- [Required task]: Scan the data below for the string "Maret". Show every line where it turns up.

[start]

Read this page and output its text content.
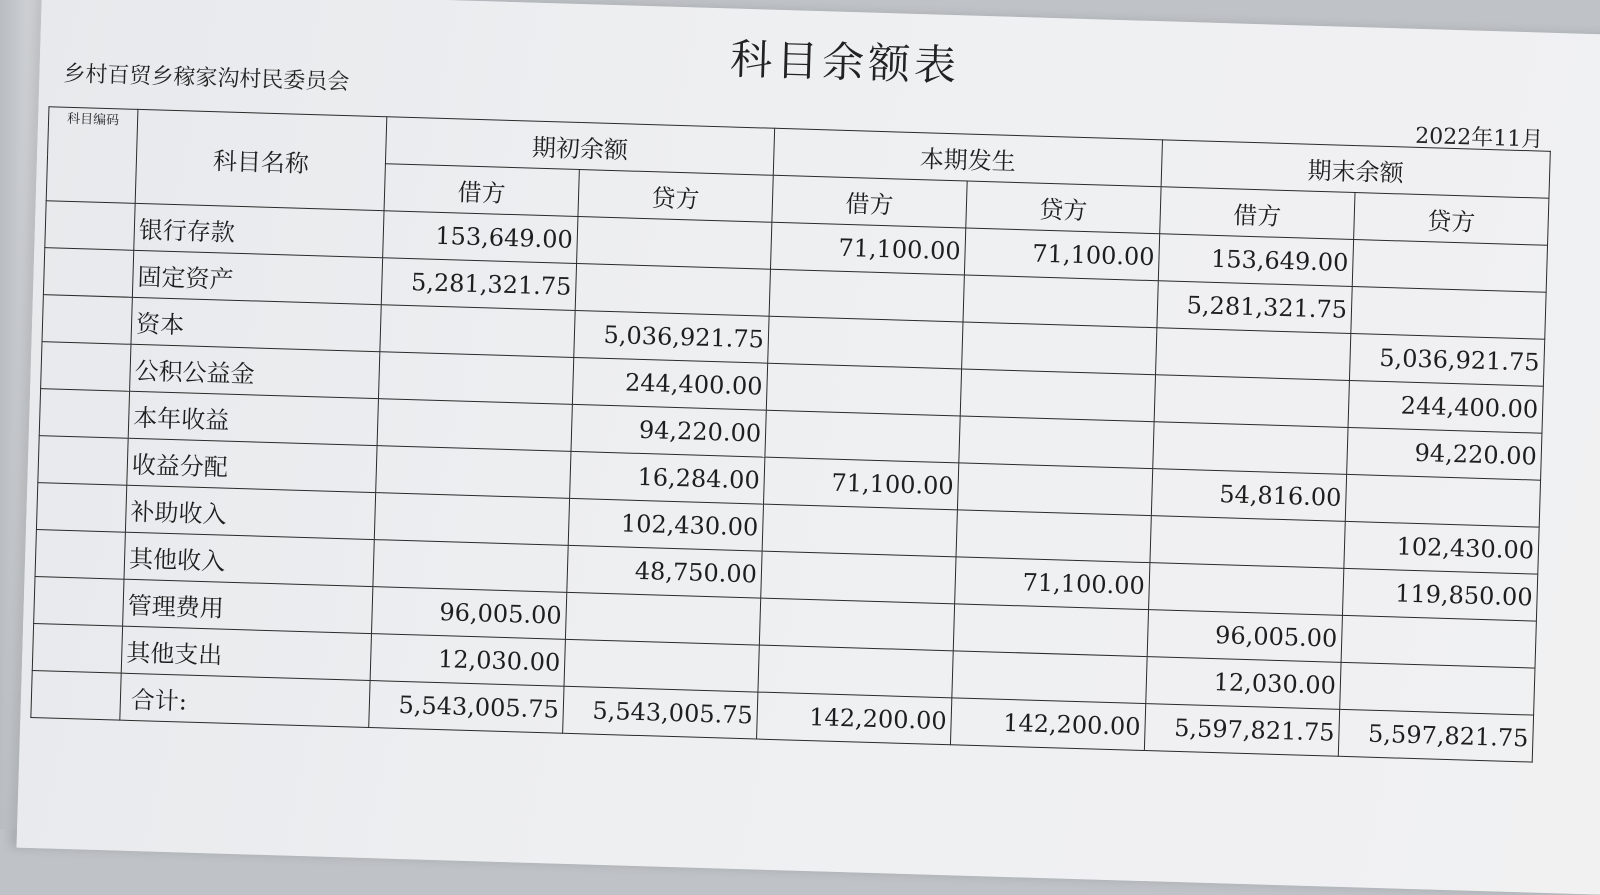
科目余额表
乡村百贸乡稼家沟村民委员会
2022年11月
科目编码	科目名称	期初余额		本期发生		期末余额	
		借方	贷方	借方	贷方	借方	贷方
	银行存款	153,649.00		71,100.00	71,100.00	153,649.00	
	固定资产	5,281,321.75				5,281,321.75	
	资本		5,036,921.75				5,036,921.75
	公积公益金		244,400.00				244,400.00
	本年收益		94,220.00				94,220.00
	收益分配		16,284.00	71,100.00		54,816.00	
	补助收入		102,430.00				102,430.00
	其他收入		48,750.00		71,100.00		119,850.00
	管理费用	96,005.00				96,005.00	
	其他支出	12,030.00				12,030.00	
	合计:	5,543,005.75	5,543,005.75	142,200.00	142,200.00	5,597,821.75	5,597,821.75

[end]
[start]

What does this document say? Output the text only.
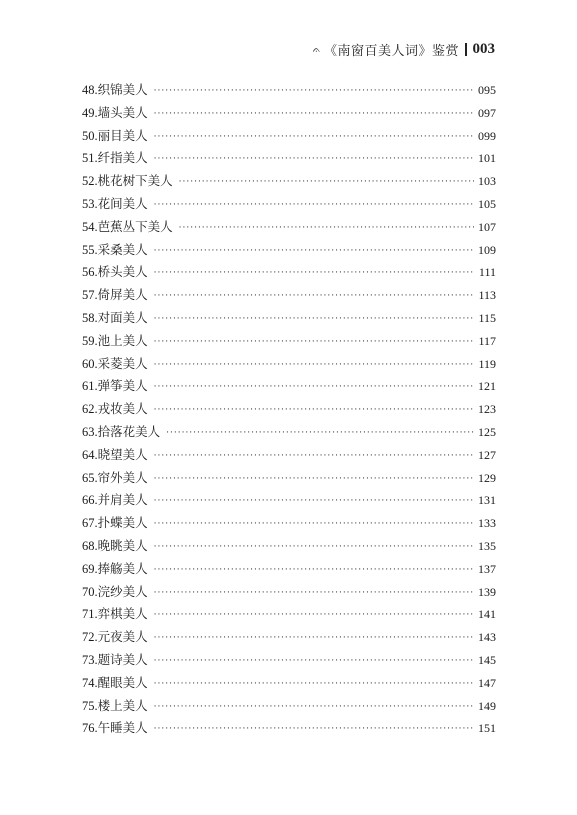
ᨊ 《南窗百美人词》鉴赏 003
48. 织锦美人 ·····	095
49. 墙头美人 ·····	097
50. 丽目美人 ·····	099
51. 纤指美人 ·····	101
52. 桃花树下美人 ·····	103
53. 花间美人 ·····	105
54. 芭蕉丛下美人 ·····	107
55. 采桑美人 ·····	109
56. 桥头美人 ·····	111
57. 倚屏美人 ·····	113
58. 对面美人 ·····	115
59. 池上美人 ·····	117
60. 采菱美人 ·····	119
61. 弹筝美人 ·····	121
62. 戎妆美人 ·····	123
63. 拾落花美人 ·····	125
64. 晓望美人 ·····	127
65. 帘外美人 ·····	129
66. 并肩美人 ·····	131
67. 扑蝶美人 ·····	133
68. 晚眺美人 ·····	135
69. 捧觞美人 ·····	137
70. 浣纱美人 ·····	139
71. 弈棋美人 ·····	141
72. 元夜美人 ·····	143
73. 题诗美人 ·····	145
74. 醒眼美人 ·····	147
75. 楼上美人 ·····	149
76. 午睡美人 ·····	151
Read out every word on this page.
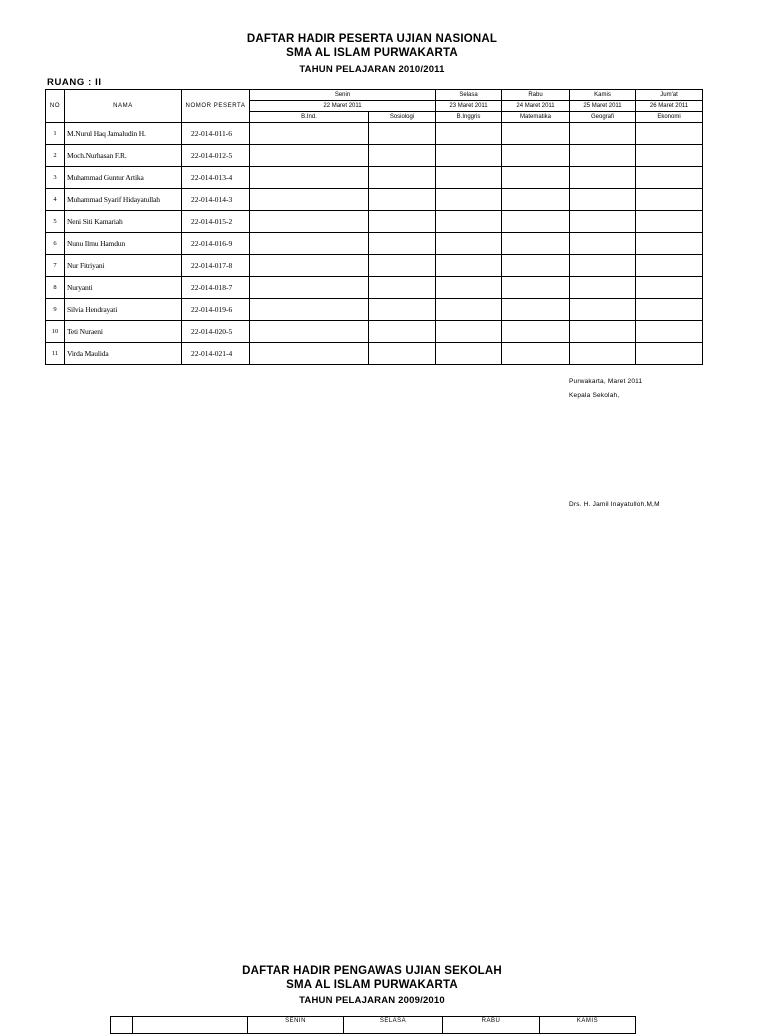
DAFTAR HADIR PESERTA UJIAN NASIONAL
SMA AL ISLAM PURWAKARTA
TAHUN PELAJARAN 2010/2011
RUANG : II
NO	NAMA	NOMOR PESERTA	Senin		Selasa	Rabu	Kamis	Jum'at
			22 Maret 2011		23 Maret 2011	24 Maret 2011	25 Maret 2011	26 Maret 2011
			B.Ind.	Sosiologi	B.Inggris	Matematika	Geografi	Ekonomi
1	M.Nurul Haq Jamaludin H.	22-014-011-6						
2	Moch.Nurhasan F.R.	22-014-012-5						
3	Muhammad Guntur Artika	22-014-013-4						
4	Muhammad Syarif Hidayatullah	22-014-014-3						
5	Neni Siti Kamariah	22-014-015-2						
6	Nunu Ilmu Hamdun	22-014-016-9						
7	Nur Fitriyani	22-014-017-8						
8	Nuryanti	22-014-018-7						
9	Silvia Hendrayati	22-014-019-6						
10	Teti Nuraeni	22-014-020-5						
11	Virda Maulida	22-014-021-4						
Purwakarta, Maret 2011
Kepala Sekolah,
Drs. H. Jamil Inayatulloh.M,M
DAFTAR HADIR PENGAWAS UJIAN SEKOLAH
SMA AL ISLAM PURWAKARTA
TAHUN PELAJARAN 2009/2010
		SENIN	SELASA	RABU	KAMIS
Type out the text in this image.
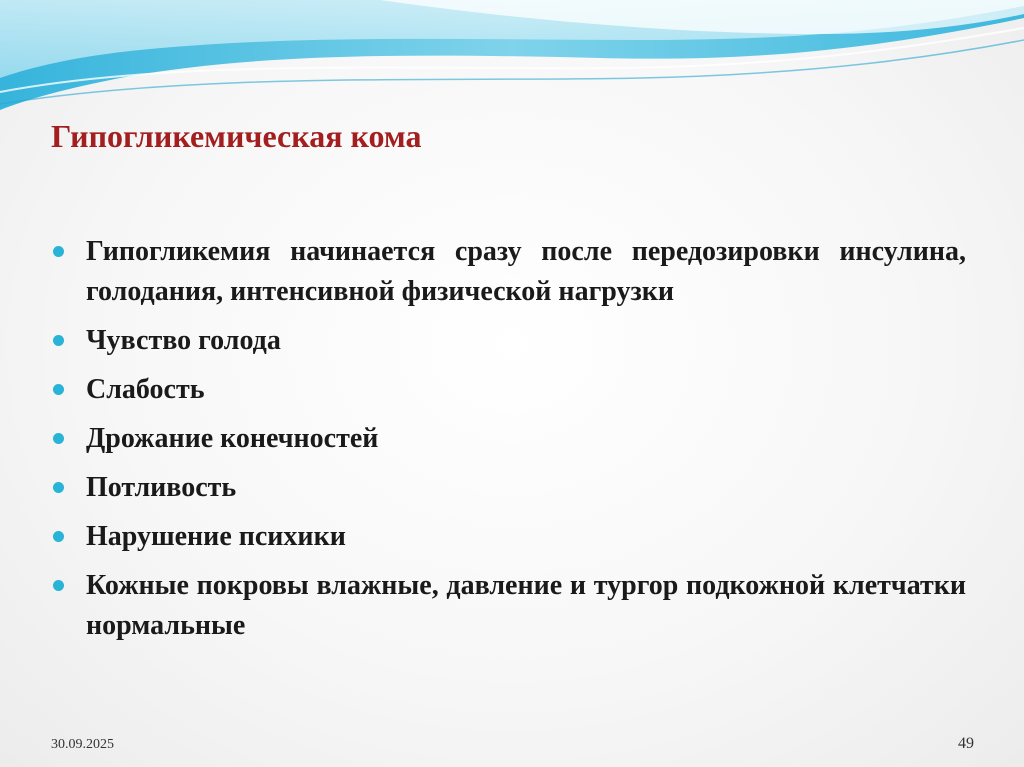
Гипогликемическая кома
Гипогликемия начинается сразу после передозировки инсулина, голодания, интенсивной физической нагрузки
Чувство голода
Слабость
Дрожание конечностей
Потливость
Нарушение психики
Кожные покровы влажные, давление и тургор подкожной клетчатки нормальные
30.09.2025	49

[end]

- [Exercise answer]:
			22 Maret 2011		23 Maret 2011	24 Maret 2011	25 Maret 2011	26 Maret 2011
Purwakarta, Maret 2011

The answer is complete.